Aim of the exercise: Records follow. Select each line holding "الجريري".
─── Records for the task
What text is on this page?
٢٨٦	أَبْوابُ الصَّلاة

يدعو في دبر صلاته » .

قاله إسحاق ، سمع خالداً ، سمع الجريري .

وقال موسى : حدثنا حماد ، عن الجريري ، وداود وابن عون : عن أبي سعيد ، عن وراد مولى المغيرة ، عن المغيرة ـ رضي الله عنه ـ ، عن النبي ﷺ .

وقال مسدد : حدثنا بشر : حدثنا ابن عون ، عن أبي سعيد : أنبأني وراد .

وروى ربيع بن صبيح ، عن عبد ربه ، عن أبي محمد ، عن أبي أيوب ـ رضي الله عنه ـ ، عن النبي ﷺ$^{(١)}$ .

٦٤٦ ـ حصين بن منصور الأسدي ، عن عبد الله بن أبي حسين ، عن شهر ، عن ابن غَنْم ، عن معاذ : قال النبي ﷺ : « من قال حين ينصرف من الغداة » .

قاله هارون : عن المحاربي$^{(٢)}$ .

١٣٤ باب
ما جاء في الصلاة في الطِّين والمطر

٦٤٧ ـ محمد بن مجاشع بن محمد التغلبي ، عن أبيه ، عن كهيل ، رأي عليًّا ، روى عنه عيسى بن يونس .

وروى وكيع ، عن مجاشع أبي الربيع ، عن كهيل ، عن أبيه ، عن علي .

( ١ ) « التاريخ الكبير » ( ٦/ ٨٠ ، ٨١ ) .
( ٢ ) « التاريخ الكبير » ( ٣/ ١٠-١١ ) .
──────
Written answer:
قاله إسحاق ، سمع خالداً ، سمع الجريري .
وقال موسى : حدثنا حماد ، عن الجريري ، وداود وابن عون : عن أبي سعيد ، عن وراد مولى المغيرة ، عن المغيرة ـ رضي الله عنه ـ ، عن النبي ﷺ .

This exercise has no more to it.